Every line of the listing must be reproduced as it stands. Leave the images behind.

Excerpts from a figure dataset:
★ ★ ★ ★ ★

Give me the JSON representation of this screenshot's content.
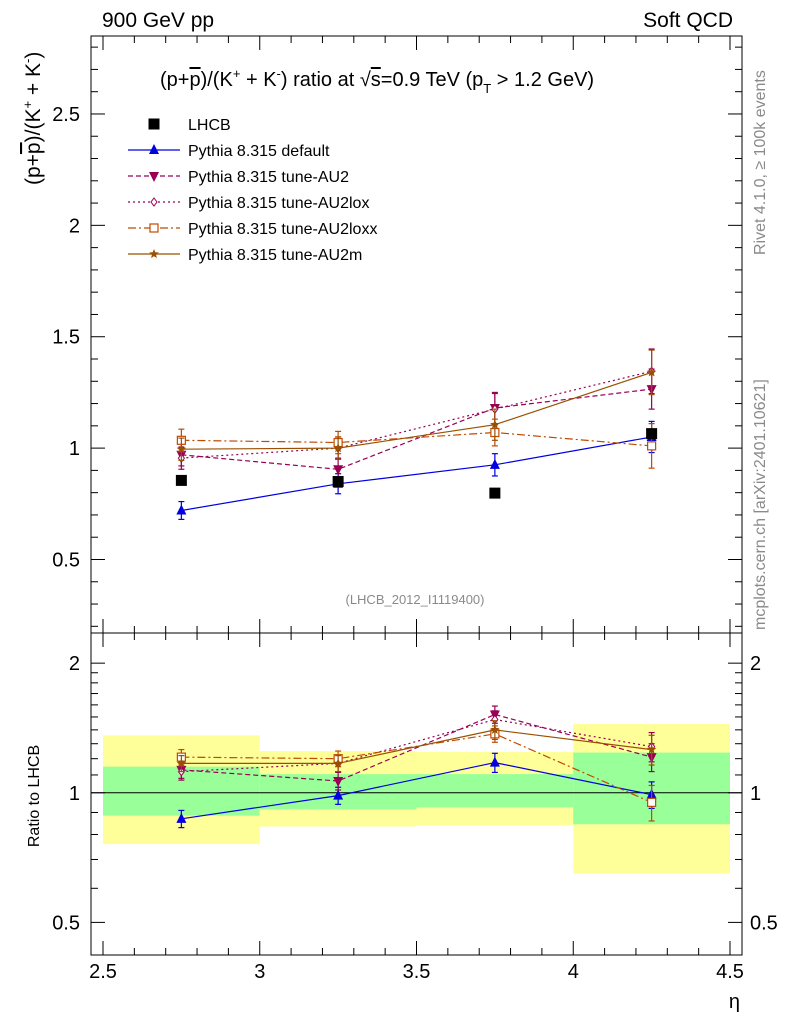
{
  "header": {
    "left": "900 GeV pp",
    "right": "Soft QCD"
  },
  "side_labels": {
    "rivet": "Rivet 4.1.0, ≥ 100k events",
    "mcplots": "mcplots.cern.ch [arXiv:2401.10621]"
  },
  "colors": {
    "data": "#000000",
    "default": "#0000e0",
    "AU2": "#990055",
    "AU2lox": "#990055",
    "AU2loxx": "#c04a00",
    "AU2m": "#995000",
    "band_inner": "#99ff99",
    "band_outer": "#ffff99"
  },
  "chart_data": [
    {
      "id": "main",
      "type": "line",
      "title_parts": {
        "pre": "(p+",
        "pbar": "p",
        "mid": ")/(K",
        "sup1": "+",
        "mid2": " + K",
        "sup2": "-",
        "post": ") ratio at ",
        "sqrt": "√",
        "s": "s",
        "energy": "=0.9 TeV (p",
        "sub": "T",
        "cut": " > 1.2 GeV)"
      },
      "ylabel_parts": {
        "pre": "(p+",
        "pbar": "p",
        "mid": ")/(K",
        "sup1": "+",
        "mid2": " + K",
        "sup2": "-",
        "post": ")"
      },
      "analysis_tag": "(LHCB_2012_I1119400)",
      "xlim": [
        2.5,
        4.5
      ],
      "ylim": [
        0.17,
        2.85
      ],
      "yticks": [
        0.5,
        1,
        1.5,
        2,
        2.5
      ],
      "ytick_labels": [
        "0.5",
        "1",
        "1.5",
        "2",
        "2.5"
      ],
      "legend_position": "top-left",
      "series": [
        {
          "key": "data",
          "name": "LHCB",
          "style": "square",
          "line": "none",
          "x": [
            2.75,
            3.25,
            3.75,
            4.25
          ],
          "y": [
            0.855,
            0.85,
            0.798,
            1.065
          ],
          "err": [
            0,
            0,
            0,
            0
          ]
        },
        {
          "key": "default",
          "name": "Pythia 8.315 default",
          "style": "triangle-up",
          "line": "solid",
          "x": [
            2.75,
            3.25,
            3.75,
            4.25
          ],
          "y": [
            0.72,
            0.84,
            0.925,
            1.05
          ],
          "err": [
            0.04,
            0.045,
            0.05,
            0.07
          ]
        },
        {
          "key": "AU2",
          "name": "Pythia 8.315 tune-AU2",
          "style": "triangle-down",
          "line": "dashed",
          "x": [
            2.75,
            3.25,
            3.75,
            4.25
          ],
          "y": [
            0.97,
            0.905,
            1.18,
            1.265
          ],
          "err": [
            0.05,
            0.05,
            0.07,
            0.09
          ]
        },
        {
          "key": "AU2lox",
          "name": "Pythia 8.315 tune-AU2lox",
          "style": "diamond-open",
          "line": "dotted",
          "x": [
            2.75,
            3.25,
            3.75,
            4.25
          ],
          "y": [
            0.955,
            1.0,
            1.175,
            1.345
          ],
          "err": [
            0.05,
            0.05,
            0.07,
            0.1
          ]
        },
        {
          "key": "AU2loxx",
          "name": "Pythia 8.315 tune-AU2loxx",
          "style": "square-open",
          "line": "dashdot",
          "x": [
            2.75,
            3.25,
            3.75,
            4.25
          ],
          "y": [
            1.035,
            1.025,
            1.07,
            1.01
          ],
          "err": [
            0.05,
            0.05,
            0.06,
            0.1
          ]
        },
        {
          "key": "AU2m",
          "name": "Pythia 8.315 tune-AU2m",
          "style": "star",
          "line": "solid",
          "x": [
            2.75,
            3.25,
            3.75,
            4.25
          ],
          "y": [
            0.995,
            1.0,
            1.105,
            1.34
          ],
          "err": [
            0.05,
            0.05,
            0.07,
            0.1
          ]
        }
      ]
    },
    {
      "id": "ratio",
      "type": "line",
      "ylabel": "Ratio to LHCB",
      "xlabel": "η",
      "xlim": [
        2.5,
        4.5
      ],
      "ylim": [
        0.42,
        2.35
      ],
      "yscale": "log",
      "yticks": [
        0.5,
        1,
        2
      ],
      "ytick_labels": [
        "0.5",
        "1",
        "2"
      ],
      "xticks": [
        2.5,
        3,
        3.5,
        4,
        4.5
      ],
      "xtick_labels": [
        "2.5",
        "3",
        "3.5",
        "4",
        "4.5"
      ],
      "reference": 1,
      "bands": [
        {
          "x0": 2.5,
          "x1": 3.0,
          "inner": [
            0.885,
            1.15
          ],
          "outer": [
            0.76,
            1.36
          ]
        },
        {
          "x0": 3.0,
          "x1": 3.5,
          "inner": [
            0.915,
            1.105
          ],
          "outer": [
            0.835,
            1.25
          ]
        },
        {
          "x0": 3.5,
          "x1": 4.0,
          "inner": [
            0.925,
            1.105
          ],
          "outer": [
            0.84,
            1.245
          ]
        },
        {
          "x0": 4.0,
          "x1": 4.5,
          "inner": [
            0.845,
            1.24
          ],
          "outer": [
            0.65,
            1.445
          ]
        }
      ],
      "series": [
        {
          "key": "default",
          "x": [
            2.75,
            3.25,
            3.75,
            4.25
          ],
          "y": [
            0.87,
            0.985,
            1.175,
            0.99
          ],
          "err": [
            0.04,
            0.045,
            0.06,
            0.07
          ]
        },
        {
          "key": "AU2",
          "x": [
            2.75,
            3.25,
            3.75,
            4.25
          ],
          "y": [
            1.13,
            1.065,
            1.52,
            1.21
          ],
          "err": [
            0.05,
            0.05,
            0.07,
            0.09
          ]
        },
        {
          "key": "AU2lox",
          "x": [
            2.75,
            3.25,
            3.75,
            4.25
          ],
          "y": [
            1.12,
            1.17,
            1.48,
            1.28
          ],
          "err": [
            0.05,
            0.05,
            0.07,
            0.1
          ]
        },
        {
          "key": "AU2loxx",
          "x": [
            2.75,
            3.25,
            3.75,
            4.25
          ],
          "y": [
            1.21,
            1.2,
            1.37,
            0.95
          ],
          "err": [
            0.05,
            0.05,
            0.06,
            0.09
          ]
        },
        {
          "key": "AU2m",
          "x": [
            2.75,
            3.25,
            3.75,
            4.25
          ],
          "y": [
            1.17,
            1.17,
            1.4,
            1.26
          ],
          "err": [
            0.05,
            0.05,
            0.07,
            0.1
          ]
        }
      ]
    }
  ]
}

★ ★ ★ ★ ★

**CORRECT RESULT**
Give me the JSON representation of this screenshot's content.
{
  "header": {
    "left": "900 GeV pp",
    "right": "Soft QCD"
  },
  "side_labels": {
    "rivet": "Rivet 4.1.0, ≥ 100k events",
    "mcplots": "mcplots.cern.ch [arXiv:2401.10621]"
  },
  "colors": {
    "data": "#000000",
    "default": "#0000e0",
    "AU2": "#990055",
    "AU2lox": "#990055",
    "AU2loxx": "#c04a00",
    "AU2m": "#995000",
    "band_inner": "#99ff99",
    "band_outer": "#ffff99"
  },
  "chart_data": [
    {
      "id": "main",
      "type": "line",
      "title_parts": {
        "pre": "(p+",
        "pbar": "p",
        "mid": ")/(K",
        "sup1": "+",
        "mid2": " + K",
        "sup2": "-",
        "post": ") ratio at ",
        "sqrt": "√",
        "s": "s",
        "energy": "=0.9 TeV (p",
        "sub": "T",
        "cut": " > 1.2 GeV)"
      },
      "ylabel_parts": {
        "pre": "(p+",
        "pbar": "p",
        "mid": ")/(K",
        "sup1": "+",
        "mid2": " + K",
        "sup2": "-",
        "post": ")"
      },
      "analysis_tag": "(LHCB_2012_I1119400)",
      "xlim": [
        2.5,
        4.5
      ],
      "ylim": [
        0.17,
        2.85
      ],
      "yticks": [
        0.5,
        1,
        1.5,
        2,
        2.5
      ],
      "ytick_labels": [
        "0.5",
        "1",
        "1.5",
        "2",
        "2.5"
      ],
      "legend_position": "top-left",
      "series": [
        {
          "key": "data",
          "name": "LHCB",
          "style": "square",
          "line": "none",
          "x": [
            2.75,
            3.25,
            3.75,
            4.25
          ],
          "y": [
            0.855,
            0.85,
            0.798,
            1.065
          ],
          "err": [
            0,
            0,
            0,
            0
          ]
        },
        {
          "key": "default",
          "name": "Pythia 8.315 default",
          "style": "triangle-up",
          "line": "solid",
          "x": [
            2.75,
            3.25,
            3.75,
            4.25
          ],
          "y": [
            0.72,
            0.84,
            0.925,
            1.05
          ],
          "err": [
            0.04,
            0.045,
            0.05,
            0.07
          ]
        },
        {
          "key": "AU2",
          "name": "Pythia 8.315 tune-AU2",
          "style": "triangle-down",
          "line": "dashed",
          "x": [
            2.75,
            3.25,
            3.75,
            4.25
          ],
          "y": [
            0.97,
            0.905,
            1.18,
            1.265
          ],
          "err": [
            0.05,
            0.05,
            0.07,
            0.09
          ]
        },
        {
          "key": "AU2lox",
          "name": "Pythia 8.315 tune-AU2lox",
          "style": "diamond-open",
          "line": "dotted",
          "x": [
            2.75,
            3.25,
            3.75,
            4.25
          ],
          "y": [
            0.955,
            1.0,
            1.175,
            1.345
          ],
          "err": [
            0.05,
            0.05,
            0.07,
            0.1
          ]
        },
        {
          "key": "AU2loxx",
          "name": "Pythia 8.315 tune-AU2loxx",
          "style": "square-open",
          "line": "dashdot",
          "x": [
            2.75,
            3.25,
            3.75,
            4.25
          ],
          "y": [
            1.035,
            1.025,
            1.07,
            1.01
          ],
          "err": [
            0.05,
            0.05,
            0.06,
            0.1
          ]
        },
        {
          "key": "AU2m",
          "name": "Pythia 8.315 tune-AU2m",
          "style": "star",
          "line": "solid",
          "x": [
            2.75,
            3.25,
            3.75,
            4.25
          ],
          "y": [
            0.995,
            1.0,
            1.105,
            1.34
          ],
          "err": [
            0.05,
            0.05,
            0.07,
            0.1
          ]
        }
      ]
    },
    {
      "id": "ratio",
      "type": "line",
      "ylabel": "Ratio to LHCB",
      "xlabel": "η",
      "xlim": [
        2.5,
        4.5
      ],
      "ylim": [
        0.42,
        2.35
      ],
      "yscale": "log",
      "yticks": [
        0.5,
        1,
        2
      ],
      "ytick_labels": [
        "0.5",
        "1",
        "2"
      ],
      "xticks": [
        2.5,
        3,
        3.5,
        4,
        4.5
      ],
      "xtick_labels": [
        "2.5",
        "3",
        "3.5",
        "4",
        "4.5"
      ],
      "reference": 1,
      "bands": [
        {
          "x0": 2.5,
          "x1": 3.0,
          "inner": [
            0.885,
            1.15
          ],
          "outer": [
            0.76,
            1.36
          ]
        },
        {
          "x0": 3.0,
          "x1": 3.5,
          "inner": [
            0.915,
            1.105
          ],
          "outer": [
            0.835,
            1.25
          ]
        },
        {
          "x0": 3.5,
          "x1": 4.0,
          "inner": [
            0.925,
            1.105
          ],
          "outer": [
            0.84,
            1.245
          ]
        },
        {
          "x0": 4.0,
          "x1": 4.5,
          "inner": [
            0.845,
            1.24
          ],
          "outer": [
            0.65,
            1.445
          ]
        }
      ],
      "series": [
        {
          "key": "default",
          "x": [
            2.75,
            3.25,
            3.75,
            4.25
          ],
          "y": [
            0.87,
            0.985,
            1.175,
            0.99
          ],
          "err": [
            0.04,
            0.045,
            0.06,
            0.07
          ]
        },
        {
          "key": "AU2",
          "x": [
            2.75,
            3.25,
            3.75,
            4.25
          ],
          "y": [
            1.13,
            1.065,
            1.52,
            1.21
          ],
          "err": [
            0.05,
            0.05,
            0.07,
            0.09
          ]
        },
        {
          "key": "AU2lox",
          "x": [
            2.75,
            3.25,
            3.75,
            4.25
          ],
          "y": [
            1.12,
            1.17,
            1.48,
            1.28
          ],
          "err": [
            0.05,
            0.05,
            0.07,
            0.1
          ]
        },
        {
          "key": "AU2loxx",
          "x": [
            2.75,
            3.25,
            3.75,
            4.25
          ],
          "y": [
            1.21,
            1.2,
            1.37,
            0.95
          ],
          "err": [
            0.05,
            0.05,
            0.06,
            0.09
          ]
        },
        {
          "key": "AU2m",
          "x": [
            2.75,
            3.25,
            3.75,
            4.25
          ],
          "y": [
            1.17,
            1.17,
            1.4,
            1.26
          ],
          "err": [
            0.05,
            0.05,
            0.07,
            0.1
          ]
        }
      ]
    }
  ]
}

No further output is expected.